Task details> Where a line contains the word "this", copy that line from the records below.

(Items from an interface collection)
────────────────

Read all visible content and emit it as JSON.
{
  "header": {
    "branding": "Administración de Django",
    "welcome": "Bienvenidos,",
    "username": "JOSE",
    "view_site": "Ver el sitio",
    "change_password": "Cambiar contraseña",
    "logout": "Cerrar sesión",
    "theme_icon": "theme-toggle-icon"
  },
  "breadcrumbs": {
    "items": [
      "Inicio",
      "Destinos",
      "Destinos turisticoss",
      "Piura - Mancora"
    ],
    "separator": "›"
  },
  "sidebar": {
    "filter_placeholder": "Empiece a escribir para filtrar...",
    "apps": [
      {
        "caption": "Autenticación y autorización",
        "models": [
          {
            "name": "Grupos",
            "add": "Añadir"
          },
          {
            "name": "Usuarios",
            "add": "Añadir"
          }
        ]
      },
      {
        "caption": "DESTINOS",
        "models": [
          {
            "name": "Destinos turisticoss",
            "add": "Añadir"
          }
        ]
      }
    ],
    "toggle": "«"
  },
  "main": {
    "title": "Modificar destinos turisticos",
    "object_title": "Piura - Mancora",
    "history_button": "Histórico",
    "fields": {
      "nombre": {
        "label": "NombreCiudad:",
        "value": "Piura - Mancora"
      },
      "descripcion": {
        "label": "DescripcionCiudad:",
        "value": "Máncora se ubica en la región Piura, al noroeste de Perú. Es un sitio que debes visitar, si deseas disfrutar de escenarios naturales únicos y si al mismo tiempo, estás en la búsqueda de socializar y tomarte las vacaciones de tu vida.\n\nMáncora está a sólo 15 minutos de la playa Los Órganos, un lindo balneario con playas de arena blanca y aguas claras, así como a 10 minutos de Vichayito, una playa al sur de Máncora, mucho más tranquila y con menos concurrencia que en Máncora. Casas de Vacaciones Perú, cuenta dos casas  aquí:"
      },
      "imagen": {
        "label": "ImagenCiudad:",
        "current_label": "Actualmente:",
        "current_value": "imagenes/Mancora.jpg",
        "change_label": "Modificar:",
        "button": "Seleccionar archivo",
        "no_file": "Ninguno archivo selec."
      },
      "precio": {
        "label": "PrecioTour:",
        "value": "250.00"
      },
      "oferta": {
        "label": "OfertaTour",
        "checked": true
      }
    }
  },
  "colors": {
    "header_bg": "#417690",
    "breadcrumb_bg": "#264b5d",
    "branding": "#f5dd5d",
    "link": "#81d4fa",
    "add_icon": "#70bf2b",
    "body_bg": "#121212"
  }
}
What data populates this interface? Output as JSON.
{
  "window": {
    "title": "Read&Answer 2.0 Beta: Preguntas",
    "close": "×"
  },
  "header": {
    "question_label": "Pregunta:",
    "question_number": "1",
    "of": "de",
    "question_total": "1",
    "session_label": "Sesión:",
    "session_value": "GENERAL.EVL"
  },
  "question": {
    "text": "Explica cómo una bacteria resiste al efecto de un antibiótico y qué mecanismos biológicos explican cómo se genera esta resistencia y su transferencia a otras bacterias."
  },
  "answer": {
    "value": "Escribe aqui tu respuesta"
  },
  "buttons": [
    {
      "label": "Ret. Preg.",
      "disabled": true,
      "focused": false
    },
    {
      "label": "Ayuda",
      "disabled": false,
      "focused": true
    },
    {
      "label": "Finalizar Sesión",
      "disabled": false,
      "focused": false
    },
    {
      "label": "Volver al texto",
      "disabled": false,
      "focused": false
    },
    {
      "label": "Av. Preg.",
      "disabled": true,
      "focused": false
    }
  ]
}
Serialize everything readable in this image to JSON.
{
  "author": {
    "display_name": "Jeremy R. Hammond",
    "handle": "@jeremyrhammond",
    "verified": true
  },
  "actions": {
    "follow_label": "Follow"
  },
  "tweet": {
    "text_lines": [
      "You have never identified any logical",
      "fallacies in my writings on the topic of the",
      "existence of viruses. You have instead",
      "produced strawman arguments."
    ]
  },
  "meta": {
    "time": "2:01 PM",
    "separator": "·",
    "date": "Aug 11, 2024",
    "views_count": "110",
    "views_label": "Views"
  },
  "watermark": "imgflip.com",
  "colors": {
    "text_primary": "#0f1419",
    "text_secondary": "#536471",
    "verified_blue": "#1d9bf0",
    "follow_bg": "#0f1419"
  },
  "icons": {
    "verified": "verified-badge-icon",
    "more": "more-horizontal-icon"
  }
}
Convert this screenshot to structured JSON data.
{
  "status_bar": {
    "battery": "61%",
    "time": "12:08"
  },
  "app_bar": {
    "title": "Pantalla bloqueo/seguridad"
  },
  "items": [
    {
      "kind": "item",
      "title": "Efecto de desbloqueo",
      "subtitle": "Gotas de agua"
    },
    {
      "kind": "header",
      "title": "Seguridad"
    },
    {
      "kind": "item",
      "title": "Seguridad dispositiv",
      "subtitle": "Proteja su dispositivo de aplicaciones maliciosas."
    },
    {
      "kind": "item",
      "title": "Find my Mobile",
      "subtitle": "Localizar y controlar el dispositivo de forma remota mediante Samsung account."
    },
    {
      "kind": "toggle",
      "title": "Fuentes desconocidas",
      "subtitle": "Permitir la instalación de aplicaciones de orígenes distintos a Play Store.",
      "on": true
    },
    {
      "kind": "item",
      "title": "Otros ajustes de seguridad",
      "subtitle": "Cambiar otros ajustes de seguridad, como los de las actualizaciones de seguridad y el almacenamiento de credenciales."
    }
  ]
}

────────────────

Output>
What data populates this interface? Output as JSON.
Serialize everything readable in this image to JSON.
Convert this screenshot to structured JSON data.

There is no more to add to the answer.